— Kutipan Terpilih —
Saat krisis ekonomi dunia berimbas pada kehidupan banyak anggota masyarakat di Indonesia dan semakin menekan keadaan kondisi keuangan anggota masyarakat kita (khususnya masyarakat dengan penghasilan menengah dan rendah), tidak salah kiranya kalau masyarakat membutuhkan hiburan murah-meriah yang bisa menyenangkan hati serta bisa menghibur mereka sejenak.  
 
Lambat-laun, animo masyarakat terhadap keberadaan musik dangdut, bisa saja semakin memudar (layaknya musik keroncong atau gambang kromo), sehingga "seakan-akan" musik dangdut telah menjadi bagian dari langgam sejarah musik yang pernah eksis di Indonesia.

Upaya pencekalan yang tidak diikuti dengan tindakan pembinaan (kalaupun ada, proses pembinaan tidak berjalan) terhadap para penyanyi dangdut (khususnya penyanyi dangdut perempuan), akan membawa dampak semakin tenggelamnya musik dangdut dalam ranah musik tanah air.

— Yang Harus Dikerjakan —
1. Dalam kutipan tentang musik dangdut, jenis musik apa yang disebut sebagai perbandingan bagi kemungkinan memudarnya animo masyarakat terhadap dangdut?
2. Salinlah bagian kutipan tentang musik dangdut yang dimulai dengan "Saat krisis ekonomi" dan berlanjut hingga "eksis di Indonesia.".
Baris-baris yang dimuat sesudah ini diambil dari sumber yang berbeda.

— Bahan Sumber —
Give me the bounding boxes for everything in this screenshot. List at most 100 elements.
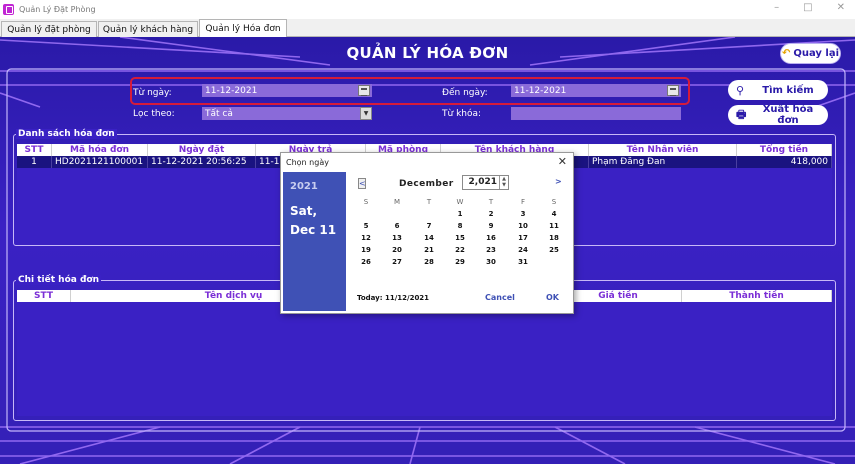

— Jawaban Tertulis —
1. Musik keroncong atau gambang kromo.

2.
Saat krisis ekonomi dunia berimbas pada kehidupan banyak anggota masyarakat di Indonesia dan semakin menekan keadaan kondisi keuangan anggota masyarakat kita (khususnya masyarakat dengan penghasilan menengah dan rendah), tidak salah kiranya kalau masyarakat membutuhkan hiburan murah-meriah yang bisa menyenangkan hati serta bisa menghibur mereka sejenak.  
 
Lambat-laun, animo masyarakat terhadap keberadaan musik dangdut, bisa saja semakin memudar (layaknya musik keroncong atau gambang kromo), sehingga "seakan-akan" musik dangdut telah menjadi bagian dari langgam sejarah musik yang pernah eksis di Indonesia.